Short problem:
Extract each line bearing the word "Quando".

[Data records]
++++
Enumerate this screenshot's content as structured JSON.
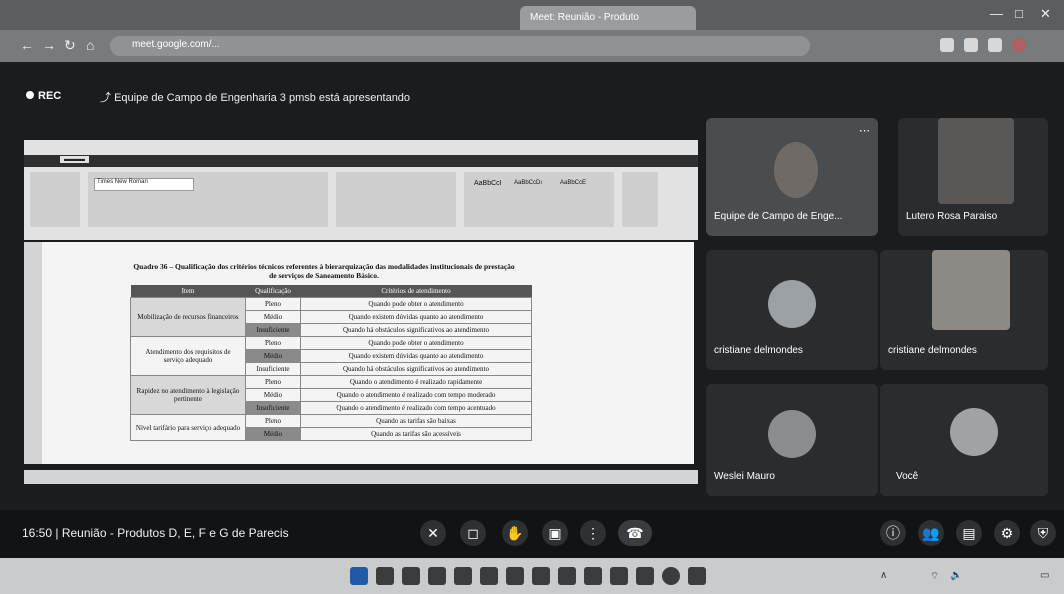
{
  "browser": {
    "tabs": [
      {
        "label": "Meet: Reunião - Produto"
      }
    ],
    "url": "meet.google.com/..."
  },
  "meet": {
    "rec_label": "REC",
    "presenting_banner": "Equipe de Campo de Engenharia 3 pmsb está apresentando",
    "participants": [
      {
        "name": "Equipe de Campo de Enge..."
      },
      {
        "name": "Lutero Rosa Paraiso"
      },
      {
        "name": "cristiane delmondes"
      },
      {
        "name": "cristiane delmondes"
      },
      {
        "name": "Weslei Mauro"
      },
      {
        "name": "Você"
      }
    ],
    "time": "16:50",
    "meeting_title": "Reunião - Produtos D, E, F e G de Parecis"
  },
  "document": {
    "font_box": "Times New Roman",
    "style_samples": [
      "AaBbCcI",
      "AaBbCcDı",
      "AaBbCcE"
    ],
    "caption": "Quadro 36 – Qualificação dos critérios técnicos referentes à bierarquização das modalidades institucionais de prestação de serviços de Saneamento Básico.",
    "table": {
      "headers": [
        "Item",
        "Qualificação",
        "Critérios de atendimento"
      ],
      "rows": [
        {
          "item": "Mobilização de recursos financeiros",
          "levels": [
            {
              "level": "Pleno",
              "criterion": "Quando pode obter o atendimento"
            },
            {
              "level": "Médio",
              "criterion": "Quando existem dúvidas quanto ao atendimento"
            },
            {
              "level": "Insuficiente",
              "criterion": "Quando há obstáculos significativos ao atendimento"
            }
          ]
        },
        {
          "item": "Atendimento dos requisitos de serviço adequado",
          "levels": [
            {
              "level": "Pleno",
              "criterion": "Quando pode obter o atendimento"
            },
            {
              "level": "Médio",
              "criterion": "Quando existem dúvidas quanto ao atendimento"
            },
            {
              "level": "Insuficiente",
              "criterion": "Quando há obstáculos significativos ao atendimento"
            }
          ]
        },
        {
          "item": "Rapidez no atendimento à legislação pertinente",
          "levels": [
            {
              "level": "Pleno",
              "criterion": "Quando o atendimento é realizado rapidamente"
            },
            {
              "level": "Médio",
              "criterion": "Quando o atendimento é realizado com tempo moderado"
            },
            {
              "level": "Insuficiente",
              "criterion": "Quando o atendimento é realizado com tempo acentuado"
            }
          ]
        },
        {
          "item": "Nível tarifário para serviço adequado",
          "levels": [
            {
              "level": "Pleno",
              "criterion": "Quando as tarifas são baixas"
            },
            {
              "level": "Médio",
              "criterion": "Quando as tarifas são acessíveis"
            }
          ]
        }
      ]
    }
  },
  "colors": {
    "meet_bg": "#1a1c1d",
    "tile_bg": "#2a2c2e",
    "doc_bg": "#f4f4f4"
  }
}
++++
Result for this task:
              "criterion": "Quando pode obter o atendimento"
              "criterion": "Quando existem dúvidas quanto ao atendimento"
              "criterion": "Quando há obstáculos significativos ao atendimento"
              "criterion": "Quando pode obter o atendimento"
              "criterion": "Quando existem dúvidas quanto ao atendimento"
              "criterion": "Quando há obstáculos significativos ao atendimento"
              "criterion": "Quando o atendimento é realizado rapidamente"
              "criterion": "Quando o atendimento é realizado com tempo moderado"
              "criterion": "Quando o atendimento é realizado com tempo acentuado"
              "criterion": "Quando as tarifas são baixas"
              "criterion": "Quando as tarifas são acessíveis"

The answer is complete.